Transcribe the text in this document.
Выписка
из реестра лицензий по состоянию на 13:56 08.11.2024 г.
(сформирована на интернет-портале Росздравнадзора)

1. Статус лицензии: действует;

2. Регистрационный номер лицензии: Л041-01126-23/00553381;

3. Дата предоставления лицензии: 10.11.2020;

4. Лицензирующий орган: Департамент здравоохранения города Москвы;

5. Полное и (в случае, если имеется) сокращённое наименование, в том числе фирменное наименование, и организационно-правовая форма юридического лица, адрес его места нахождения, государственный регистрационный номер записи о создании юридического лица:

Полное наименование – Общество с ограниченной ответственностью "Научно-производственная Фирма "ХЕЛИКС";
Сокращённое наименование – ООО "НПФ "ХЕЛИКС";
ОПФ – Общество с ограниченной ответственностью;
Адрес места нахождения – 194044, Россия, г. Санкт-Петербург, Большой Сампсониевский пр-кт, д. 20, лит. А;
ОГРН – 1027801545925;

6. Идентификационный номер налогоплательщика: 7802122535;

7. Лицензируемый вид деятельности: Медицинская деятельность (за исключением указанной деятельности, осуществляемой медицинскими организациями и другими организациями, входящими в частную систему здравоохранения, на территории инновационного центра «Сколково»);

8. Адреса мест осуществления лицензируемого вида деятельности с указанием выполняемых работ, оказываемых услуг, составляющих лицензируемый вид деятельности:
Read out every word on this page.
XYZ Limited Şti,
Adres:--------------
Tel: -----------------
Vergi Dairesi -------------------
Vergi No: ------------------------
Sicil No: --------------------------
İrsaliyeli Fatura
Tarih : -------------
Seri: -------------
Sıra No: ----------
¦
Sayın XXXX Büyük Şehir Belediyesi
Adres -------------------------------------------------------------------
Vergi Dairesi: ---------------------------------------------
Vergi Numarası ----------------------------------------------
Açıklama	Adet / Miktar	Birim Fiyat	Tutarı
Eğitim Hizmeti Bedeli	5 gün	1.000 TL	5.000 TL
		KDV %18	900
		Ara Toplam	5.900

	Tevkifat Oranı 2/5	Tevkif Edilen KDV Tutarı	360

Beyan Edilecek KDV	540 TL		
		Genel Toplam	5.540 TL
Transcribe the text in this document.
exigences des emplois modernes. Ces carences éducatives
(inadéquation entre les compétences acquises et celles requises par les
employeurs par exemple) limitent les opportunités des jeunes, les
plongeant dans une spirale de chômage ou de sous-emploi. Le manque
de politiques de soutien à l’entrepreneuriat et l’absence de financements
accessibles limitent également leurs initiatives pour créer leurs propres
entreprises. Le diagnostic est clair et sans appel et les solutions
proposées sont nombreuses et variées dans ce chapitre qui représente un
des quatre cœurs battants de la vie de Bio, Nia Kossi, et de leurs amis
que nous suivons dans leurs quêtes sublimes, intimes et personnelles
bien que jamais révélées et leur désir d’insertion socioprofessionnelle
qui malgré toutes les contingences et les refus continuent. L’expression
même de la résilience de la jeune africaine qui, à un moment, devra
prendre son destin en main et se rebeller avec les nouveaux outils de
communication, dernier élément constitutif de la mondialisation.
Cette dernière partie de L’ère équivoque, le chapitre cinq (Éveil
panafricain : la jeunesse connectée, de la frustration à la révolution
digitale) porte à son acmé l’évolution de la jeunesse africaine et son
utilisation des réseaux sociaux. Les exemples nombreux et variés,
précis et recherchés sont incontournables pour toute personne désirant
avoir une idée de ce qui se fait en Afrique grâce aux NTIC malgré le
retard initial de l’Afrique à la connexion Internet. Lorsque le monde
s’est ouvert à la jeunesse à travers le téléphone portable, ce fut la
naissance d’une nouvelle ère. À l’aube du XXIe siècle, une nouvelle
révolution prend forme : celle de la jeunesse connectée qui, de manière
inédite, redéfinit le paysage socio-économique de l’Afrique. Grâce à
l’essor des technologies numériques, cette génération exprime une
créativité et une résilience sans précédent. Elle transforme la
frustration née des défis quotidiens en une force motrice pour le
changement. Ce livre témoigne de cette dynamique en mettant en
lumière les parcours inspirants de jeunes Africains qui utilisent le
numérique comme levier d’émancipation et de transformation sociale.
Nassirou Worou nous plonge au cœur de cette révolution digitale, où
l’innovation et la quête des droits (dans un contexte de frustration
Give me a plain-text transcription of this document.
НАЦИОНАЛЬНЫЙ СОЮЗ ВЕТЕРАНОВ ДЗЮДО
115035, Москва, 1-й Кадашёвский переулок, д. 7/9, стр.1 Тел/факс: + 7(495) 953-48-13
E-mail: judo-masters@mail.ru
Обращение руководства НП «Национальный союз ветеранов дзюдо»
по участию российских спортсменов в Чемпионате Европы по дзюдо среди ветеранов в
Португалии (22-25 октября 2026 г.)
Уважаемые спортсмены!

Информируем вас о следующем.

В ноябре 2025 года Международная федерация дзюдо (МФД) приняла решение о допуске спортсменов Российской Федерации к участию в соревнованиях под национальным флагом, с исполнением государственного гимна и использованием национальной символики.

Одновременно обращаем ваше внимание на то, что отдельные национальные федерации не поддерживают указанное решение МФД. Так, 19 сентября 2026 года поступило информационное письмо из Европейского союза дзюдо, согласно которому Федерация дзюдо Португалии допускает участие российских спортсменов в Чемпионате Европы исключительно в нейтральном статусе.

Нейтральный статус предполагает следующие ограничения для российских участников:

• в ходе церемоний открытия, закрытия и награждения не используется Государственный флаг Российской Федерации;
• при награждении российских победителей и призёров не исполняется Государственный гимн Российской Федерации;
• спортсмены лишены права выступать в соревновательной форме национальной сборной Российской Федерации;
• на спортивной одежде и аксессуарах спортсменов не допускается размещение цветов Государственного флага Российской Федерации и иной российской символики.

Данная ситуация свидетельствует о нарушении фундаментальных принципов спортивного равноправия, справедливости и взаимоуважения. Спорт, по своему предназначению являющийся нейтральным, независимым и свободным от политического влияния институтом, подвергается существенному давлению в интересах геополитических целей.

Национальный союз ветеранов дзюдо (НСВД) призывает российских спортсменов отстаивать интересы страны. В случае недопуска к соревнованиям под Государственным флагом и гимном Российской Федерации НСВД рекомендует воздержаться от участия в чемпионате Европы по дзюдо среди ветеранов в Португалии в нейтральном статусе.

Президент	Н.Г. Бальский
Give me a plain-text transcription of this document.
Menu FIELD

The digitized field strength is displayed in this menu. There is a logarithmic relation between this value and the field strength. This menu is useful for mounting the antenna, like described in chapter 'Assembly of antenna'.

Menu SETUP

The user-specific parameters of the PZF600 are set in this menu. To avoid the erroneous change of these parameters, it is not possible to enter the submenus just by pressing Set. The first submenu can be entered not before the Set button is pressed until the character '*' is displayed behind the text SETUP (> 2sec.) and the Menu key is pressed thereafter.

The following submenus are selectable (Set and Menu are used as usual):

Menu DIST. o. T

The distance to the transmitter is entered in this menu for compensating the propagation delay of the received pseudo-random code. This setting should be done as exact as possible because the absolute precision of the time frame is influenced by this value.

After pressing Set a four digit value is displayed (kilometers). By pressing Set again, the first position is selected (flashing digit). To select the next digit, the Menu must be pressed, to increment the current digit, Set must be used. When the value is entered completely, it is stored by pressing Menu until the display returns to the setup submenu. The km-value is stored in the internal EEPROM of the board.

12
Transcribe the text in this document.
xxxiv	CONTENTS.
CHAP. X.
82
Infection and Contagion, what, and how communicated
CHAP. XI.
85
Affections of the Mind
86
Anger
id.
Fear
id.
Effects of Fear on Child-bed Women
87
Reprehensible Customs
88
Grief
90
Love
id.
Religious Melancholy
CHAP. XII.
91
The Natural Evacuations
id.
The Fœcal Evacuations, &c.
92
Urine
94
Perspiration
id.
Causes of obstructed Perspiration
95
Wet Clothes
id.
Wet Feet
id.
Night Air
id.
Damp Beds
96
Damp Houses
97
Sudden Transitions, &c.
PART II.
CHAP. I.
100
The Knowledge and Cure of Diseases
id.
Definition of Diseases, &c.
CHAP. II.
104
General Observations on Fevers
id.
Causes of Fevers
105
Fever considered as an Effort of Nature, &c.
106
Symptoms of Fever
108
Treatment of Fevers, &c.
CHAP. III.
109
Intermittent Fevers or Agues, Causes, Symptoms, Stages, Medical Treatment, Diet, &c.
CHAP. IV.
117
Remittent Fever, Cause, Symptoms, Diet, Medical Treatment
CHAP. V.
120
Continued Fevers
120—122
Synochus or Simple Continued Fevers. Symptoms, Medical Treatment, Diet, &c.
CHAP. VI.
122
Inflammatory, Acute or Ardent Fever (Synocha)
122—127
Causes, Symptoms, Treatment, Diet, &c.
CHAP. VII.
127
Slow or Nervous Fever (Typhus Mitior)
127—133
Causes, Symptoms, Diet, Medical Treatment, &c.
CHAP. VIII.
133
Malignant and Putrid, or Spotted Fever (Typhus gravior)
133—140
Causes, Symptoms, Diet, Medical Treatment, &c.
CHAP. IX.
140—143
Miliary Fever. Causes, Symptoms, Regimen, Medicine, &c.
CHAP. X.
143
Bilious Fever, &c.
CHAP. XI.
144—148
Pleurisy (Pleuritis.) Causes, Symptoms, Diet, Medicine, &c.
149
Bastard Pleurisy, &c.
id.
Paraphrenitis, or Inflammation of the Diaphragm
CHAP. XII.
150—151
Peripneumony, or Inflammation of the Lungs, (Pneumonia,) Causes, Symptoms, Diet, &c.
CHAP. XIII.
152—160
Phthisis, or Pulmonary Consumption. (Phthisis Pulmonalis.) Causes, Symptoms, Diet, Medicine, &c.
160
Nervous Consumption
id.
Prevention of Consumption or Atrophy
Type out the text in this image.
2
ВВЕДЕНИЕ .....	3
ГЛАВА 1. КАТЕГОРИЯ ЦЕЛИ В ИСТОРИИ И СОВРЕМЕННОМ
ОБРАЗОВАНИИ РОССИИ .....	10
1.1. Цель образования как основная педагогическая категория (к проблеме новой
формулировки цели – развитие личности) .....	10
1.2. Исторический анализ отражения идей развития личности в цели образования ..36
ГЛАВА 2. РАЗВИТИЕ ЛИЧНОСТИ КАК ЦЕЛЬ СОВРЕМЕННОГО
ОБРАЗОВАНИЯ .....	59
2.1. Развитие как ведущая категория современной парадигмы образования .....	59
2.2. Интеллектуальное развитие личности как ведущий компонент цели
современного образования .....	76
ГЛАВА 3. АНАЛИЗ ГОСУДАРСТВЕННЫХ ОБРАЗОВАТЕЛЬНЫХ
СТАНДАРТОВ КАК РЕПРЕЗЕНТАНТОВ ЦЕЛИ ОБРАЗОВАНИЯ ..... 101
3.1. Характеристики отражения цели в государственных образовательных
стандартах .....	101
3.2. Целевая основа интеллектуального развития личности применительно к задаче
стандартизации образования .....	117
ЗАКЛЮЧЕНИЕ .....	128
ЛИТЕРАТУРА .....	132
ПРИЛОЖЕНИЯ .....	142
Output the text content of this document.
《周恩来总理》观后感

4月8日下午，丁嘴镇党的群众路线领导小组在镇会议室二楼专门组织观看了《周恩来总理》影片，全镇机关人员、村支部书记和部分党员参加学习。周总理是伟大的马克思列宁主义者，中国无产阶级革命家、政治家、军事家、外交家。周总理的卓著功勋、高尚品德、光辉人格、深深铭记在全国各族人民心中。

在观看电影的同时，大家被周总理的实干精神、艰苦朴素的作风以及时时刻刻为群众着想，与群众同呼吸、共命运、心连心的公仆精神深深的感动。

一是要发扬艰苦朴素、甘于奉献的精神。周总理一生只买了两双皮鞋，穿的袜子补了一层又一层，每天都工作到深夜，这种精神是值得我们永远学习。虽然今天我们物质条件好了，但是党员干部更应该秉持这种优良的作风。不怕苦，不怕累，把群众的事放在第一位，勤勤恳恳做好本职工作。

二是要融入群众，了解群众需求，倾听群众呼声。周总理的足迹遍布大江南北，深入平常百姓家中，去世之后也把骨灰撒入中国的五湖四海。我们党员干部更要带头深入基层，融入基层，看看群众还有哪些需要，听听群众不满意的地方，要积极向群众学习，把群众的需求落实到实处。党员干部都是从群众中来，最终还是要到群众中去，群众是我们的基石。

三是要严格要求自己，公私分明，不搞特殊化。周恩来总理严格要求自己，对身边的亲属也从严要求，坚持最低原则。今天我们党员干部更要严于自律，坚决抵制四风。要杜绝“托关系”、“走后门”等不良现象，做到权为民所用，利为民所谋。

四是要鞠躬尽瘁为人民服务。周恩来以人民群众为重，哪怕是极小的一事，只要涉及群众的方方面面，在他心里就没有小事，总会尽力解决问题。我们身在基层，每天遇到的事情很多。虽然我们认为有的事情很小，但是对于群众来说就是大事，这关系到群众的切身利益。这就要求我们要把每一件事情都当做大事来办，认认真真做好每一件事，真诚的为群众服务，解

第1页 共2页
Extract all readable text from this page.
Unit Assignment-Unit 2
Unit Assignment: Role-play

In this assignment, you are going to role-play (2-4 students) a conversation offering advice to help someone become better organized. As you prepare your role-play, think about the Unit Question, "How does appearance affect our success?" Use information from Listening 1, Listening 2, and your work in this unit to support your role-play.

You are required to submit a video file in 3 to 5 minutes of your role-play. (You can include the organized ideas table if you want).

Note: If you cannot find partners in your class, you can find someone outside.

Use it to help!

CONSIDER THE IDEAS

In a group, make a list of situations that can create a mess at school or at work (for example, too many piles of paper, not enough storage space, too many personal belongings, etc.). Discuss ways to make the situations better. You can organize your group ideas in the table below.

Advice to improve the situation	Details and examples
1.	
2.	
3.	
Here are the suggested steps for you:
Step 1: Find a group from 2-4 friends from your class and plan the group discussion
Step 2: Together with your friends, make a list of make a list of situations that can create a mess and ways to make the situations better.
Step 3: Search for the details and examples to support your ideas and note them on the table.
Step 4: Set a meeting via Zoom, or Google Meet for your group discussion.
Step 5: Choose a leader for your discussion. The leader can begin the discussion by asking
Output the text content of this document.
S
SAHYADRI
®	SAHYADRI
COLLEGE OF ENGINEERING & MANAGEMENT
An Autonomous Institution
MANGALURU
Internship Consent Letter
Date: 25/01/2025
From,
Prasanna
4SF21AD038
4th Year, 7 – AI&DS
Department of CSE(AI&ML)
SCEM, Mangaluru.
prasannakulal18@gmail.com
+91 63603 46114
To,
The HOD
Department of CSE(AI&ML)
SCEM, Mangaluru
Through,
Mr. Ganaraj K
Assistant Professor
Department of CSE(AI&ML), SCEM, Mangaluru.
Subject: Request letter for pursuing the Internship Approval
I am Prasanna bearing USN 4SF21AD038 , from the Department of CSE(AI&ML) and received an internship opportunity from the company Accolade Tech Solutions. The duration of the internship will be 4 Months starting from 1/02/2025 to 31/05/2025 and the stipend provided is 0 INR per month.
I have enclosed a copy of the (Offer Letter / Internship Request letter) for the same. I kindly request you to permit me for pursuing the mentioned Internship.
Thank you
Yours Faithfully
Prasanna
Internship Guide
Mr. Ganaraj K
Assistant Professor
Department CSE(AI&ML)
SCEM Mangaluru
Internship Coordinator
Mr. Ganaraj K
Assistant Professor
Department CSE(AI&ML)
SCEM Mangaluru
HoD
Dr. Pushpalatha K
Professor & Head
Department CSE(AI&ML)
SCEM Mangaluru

▬▬▬▬▬▬▬▬▬▬

GIVEN EXERCISE
Every line that holds the word "support" should be extracted.

RESPONSE TO THE TASK
In this assignment, you are going to role-play (2-4 students) a conversation offering advice to help someone become better organized. As you prepare your role-play, think about the Unit Question, "How does appearance affect our success?" Use information from Listening 1, Listening 2, and your work in this unit to support your role-play.
Step 3: Search for the details and examples to support your ideas and note them on the table.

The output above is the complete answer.